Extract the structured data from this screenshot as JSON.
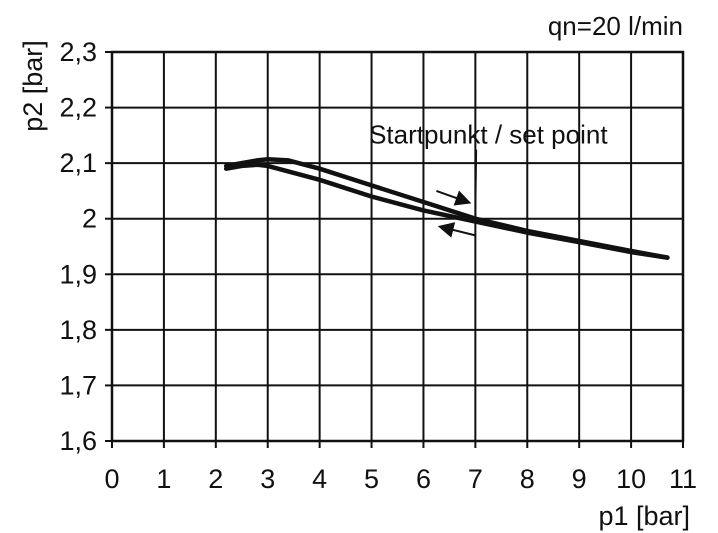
{
  "chart_data": {
    "type": "line",
    "annotation_top": "qn=20 l/min",
    "xlabel": "p1 [bar]",
    "ylabel": "p2 [bar]",
    "xlim": [
      0,
      11
    ],
    "ylim": [
      1.6,
      2.3
    ],
    "x_ticks": [
      0,
      1,
      2,
      3,
      4,
      5,
      6,
      7,
      8,
      9,
      10,
      11
    ],
    "x_tick_labels": [
      "0",
      "1",
      "2",
      "3",
      "4",
      "5",
      "6",
      "7",
      "8",
      "9",
      "10",
      "11"
    ],
    "y_ticks": [
      1.6,
      1.7,
      1.8,
      1.9,
      2.0,
      2.1,
      2.2,
      2.3
    ],
    "y_tick_labels": [
      "1,6",
      "1,7",
      "1,8",
      "1,9",
      "2",
      "2,1",
      "2,2",
      "2,3"
    ],
    "grid": true,
    "series": [
      {
        "x": [
          2.2,
          2.5,
          2.8,
          3.0,
          3.4,
          4.0,
          5.0,
          6.0,
          7.0,
          8.0,
          9.0,
          10.0,
          10.7
        ],
        "y": [
          2.095,
          2.1,
          2.105,
          2.107,
          2.105,
          2.09,
          2.06,
          2.03,
          2.0,
          1.978,
          1.96,
          1.942,
          1.93
        ]
      },
      {
        "x": [
          2.2,
          2.5,
          2.8,
          3.0,
          4.0,
          5.0,
          6.0,
          7.0,
          8.0,
          9.0,
          10.0,
          10.7
        ],
        "y": [
          2.09,
          2.095,
          2.097,
          2.095,
          2.07,
          2.04,
          2.015,
          1.995,
          1.975,
          1.958,
          1.94,
          1.93
        ]
      }
    ],
    "annotations": [
      {
        "text": "Startpunkt / set point",
        "point": [
          7.0,
          2.0
        ],
        "label_anchor": [
          7.25,
          2.135
        ]
      }
    ],
    "arrows": [
      {
        "from": [
          6.25,
          2.05
        ],
        "to": [
          6.85,
          2.03
        ]
      },
      {
        "from": [
          7.0,
          1.97
        ],
        "to": [
          6.35,
          1.985
        ]
      }
    ]
  }
}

### INSTRUCTION
Every entry above should be duplicated exactly. Do not include the images.

### FINAL RESULT
Extract the structured data from this screenshot as JSON.
{
  "chart_data": {
    "type": "line",
    "annotation_top": "qn=20 l/min",
    "xlabel": "p1 [bar]",
    "ylabel": "p2 [bar]",
    "xlim": [
      0,
      11
    ],
    "ylim": [
      1.6,
      2.3
    ],
    "x_ticks": [
      0,
      1,
      2,
      3,
      4,
      5,
      6,
      7,
      8,
      9,
      10,
      11
    ],
    "x_tick_labels": [
      "0",
      "1",
      "2",
      "3",
      "4",
      "5",
      "6",
      "7",
      "8",
      "9",
      "10",
      "11"
    ],
    "y_ticks": [
      1.6,
      1.7,
      1.8,
      1.9,
      2.0,
      2.1,
      2.2,
      2.3
    ],
    "y_tick_labels": [
      "1,6",
      "1,7",
      "1,8",
      "1,9",
      "2",
      "2,1",
      "2,2",
      "2,3"
    ],
    "grid": true,
    "series": [
      {
        "x": [
          2.2,
          2.5,
          2.8,
          3.0,
          3.4,
          4.0,
          5.0,
          6.0,
          7.0,
          8.0,
          9.0,
          10.0,
          10.7
        ],
        "y": [
          2.095,
          2.1,
          2.105,
          2.107,
          2.105,
          2.09,
          2.06,
          2.03,
          2.0,
          1.978,
          1.96,
          1.942,
          1.93
        ]
      },
      {
        "x": [
          2.2,
          2.5,
          2.8,
          3.0,
          4.0,
          5.0,
          6.0,
          7.0,
          8.0,
          9.0,
          10.0,
          10.7
        ],
        "y": [
          2.09,
          2.095,
          2.097,
          2.095,
          2.07,
          2.04,
          2.015,
          1.995,
          1.975,
          1.958,
          1.94,
          1.93
        ]
      }
    ],
    "annotations": [
      {
        "text": "Startpunkt / set point",
        "point": [
          7.0,
          2.0
        ],
        "label_anchor": [
          7.25,
          2.135
        ]
      }
    ],
    "arrows": [
      {
        "from": [
          6.25,
          2.05
        ],
        "to": [
          6.85,
          2.03
        ]
      },
      {
        "from": [
          7.0,
          1.97
        ],
        "to": [
          6.35,
          1.985
        ]
      }
    ]
  }
}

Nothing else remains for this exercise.